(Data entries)
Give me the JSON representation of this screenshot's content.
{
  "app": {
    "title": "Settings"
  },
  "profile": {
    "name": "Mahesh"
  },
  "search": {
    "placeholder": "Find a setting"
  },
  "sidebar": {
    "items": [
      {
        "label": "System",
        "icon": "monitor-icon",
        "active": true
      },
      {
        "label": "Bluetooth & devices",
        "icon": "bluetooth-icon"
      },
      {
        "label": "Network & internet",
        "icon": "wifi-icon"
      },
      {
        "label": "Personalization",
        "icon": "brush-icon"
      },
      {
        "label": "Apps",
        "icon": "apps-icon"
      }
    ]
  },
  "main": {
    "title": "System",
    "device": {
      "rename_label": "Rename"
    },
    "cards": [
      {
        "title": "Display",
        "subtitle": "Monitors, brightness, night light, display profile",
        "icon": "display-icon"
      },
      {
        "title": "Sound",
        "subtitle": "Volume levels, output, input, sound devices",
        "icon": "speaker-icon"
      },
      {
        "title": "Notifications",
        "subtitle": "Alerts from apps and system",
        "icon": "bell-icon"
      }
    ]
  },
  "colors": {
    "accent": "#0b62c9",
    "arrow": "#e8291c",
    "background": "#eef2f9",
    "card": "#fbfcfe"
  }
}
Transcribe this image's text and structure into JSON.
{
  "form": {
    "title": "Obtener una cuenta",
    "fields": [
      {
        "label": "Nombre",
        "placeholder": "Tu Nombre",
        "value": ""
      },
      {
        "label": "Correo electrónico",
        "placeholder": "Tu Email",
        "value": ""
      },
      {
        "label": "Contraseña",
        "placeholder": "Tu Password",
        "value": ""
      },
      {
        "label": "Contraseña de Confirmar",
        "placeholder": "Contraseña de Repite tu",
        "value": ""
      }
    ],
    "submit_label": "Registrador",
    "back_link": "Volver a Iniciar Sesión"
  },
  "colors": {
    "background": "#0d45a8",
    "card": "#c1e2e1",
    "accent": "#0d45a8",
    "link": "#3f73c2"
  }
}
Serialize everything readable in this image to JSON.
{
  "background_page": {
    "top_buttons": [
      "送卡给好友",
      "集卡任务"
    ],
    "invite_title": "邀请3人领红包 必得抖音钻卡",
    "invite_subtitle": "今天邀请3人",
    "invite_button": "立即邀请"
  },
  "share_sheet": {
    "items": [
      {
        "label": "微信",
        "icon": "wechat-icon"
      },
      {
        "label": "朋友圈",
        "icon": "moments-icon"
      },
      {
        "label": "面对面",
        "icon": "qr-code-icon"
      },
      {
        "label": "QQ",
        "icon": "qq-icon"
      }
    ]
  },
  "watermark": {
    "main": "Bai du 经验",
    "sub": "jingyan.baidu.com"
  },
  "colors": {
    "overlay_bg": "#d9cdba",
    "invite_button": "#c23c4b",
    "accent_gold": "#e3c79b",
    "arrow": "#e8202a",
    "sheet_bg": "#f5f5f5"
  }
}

--

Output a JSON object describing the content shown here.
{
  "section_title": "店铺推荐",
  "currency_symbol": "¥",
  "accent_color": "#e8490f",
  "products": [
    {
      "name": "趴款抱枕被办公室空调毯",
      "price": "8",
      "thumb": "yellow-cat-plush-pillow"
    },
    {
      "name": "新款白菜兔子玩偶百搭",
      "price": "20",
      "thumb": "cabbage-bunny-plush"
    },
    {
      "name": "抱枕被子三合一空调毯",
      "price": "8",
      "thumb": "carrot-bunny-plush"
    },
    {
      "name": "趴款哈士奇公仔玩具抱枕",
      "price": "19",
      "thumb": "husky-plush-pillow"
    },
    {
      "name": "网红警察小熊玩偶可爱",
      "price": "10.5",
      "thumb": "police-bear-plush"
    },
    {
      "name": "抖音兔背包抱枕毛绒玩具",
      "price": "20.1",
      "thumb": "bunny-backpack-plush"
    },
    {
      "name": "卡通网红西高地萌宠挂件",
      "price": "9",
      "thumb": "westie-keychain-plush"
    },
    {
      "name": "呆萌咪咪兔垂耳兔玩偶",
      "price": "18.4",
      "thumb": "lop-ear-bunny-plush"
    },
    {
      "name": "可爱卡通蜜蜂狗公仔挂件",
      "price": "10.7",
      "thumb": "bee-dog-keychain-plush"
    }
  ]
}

==

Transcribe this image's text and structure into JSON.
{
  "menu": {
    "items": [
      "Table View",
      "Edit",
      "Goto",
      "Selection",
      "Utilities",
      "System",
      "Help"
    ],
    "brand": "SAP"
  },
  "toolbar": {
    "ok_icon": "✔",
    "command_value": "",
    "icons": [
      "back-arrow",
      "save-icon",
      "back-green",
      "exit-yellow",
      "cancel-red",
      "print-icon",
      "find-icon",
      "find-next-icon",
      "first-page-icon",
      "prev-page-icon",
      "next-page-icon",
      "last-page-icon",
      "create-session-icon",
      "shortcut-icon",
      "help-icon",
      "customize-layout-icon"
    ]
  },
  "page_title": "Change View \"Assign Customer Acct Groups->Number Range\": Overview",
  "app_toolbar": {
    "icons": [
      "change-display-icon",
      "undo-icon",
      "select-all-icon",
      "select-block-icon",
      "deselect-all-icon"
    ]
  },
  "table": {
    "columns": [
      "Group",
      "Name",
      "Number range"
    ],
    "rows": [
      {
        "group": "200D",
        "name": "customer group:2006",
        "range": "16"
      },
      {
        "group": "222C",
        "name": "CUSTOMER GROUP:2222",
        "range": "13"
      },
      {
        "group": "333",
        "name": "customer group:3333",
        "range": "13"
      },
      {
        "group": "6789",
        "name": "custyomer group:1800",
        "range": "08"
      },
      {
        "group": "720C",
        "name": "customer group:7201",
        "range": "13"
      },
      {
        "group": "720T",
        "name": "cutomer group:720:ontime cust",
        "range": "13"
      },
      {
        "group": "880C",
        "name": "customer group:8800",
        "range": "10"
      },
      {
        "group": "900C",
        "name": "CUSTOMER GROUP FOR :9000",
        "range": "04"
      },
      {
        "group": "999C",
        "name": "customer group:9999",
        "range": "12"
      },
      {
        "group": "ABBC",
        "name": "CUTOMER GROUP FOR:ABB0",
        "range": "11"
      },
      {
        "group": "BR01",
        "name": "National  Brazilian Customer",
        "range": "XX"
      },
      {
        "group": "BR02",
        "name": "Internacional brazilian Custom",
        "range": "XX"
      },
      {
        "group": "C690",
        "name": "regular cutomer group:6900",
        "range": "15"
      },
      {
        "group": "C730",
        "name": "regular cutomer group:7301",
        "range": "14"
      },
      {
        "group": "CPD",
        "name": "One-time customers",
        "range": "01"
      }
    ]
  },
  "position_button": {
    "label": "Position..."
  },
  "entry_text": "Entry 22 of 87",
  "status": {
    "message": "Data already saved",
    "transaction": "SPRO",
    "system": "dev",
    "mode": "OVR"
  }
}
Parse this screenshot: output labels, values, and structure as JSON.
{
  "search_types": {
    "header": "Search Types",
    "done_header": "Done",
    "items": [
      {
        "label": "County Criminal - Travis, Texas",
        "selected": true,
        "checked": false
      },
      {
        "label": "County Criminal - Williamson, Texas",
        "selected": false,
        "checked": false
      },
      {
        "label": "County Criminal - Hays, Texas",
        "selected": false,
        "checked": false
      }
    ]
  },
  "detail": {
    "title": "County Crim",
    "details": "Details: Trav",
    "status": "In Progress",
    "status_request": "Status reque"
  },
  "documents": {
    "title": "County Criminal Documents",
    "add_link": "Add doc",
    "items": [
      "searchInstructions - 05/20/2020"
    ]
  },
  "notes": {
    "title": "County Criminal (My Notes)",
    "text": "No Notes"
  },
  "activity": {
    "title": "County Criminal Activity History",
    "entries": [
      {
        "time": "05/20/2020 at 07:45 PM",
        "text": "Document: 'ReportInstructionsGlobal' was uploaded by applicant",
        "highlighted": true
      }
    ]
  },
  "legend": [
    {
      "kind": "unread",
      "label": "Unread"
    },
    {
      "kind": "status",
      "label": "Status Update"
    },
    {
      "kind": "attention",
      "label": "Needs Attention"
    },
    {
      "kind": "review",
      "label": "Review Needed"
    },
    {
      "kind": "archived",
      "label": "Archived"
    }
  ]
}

### PROMPT
Pull out each line of the records holding the string "Texas".

### EXERCISE RESULT
        "label": "County Criminal - Travis, Texas",
        "label": "County Criminal - Williamson, Texas",
        "label": "County Criminal - Hays, Texas",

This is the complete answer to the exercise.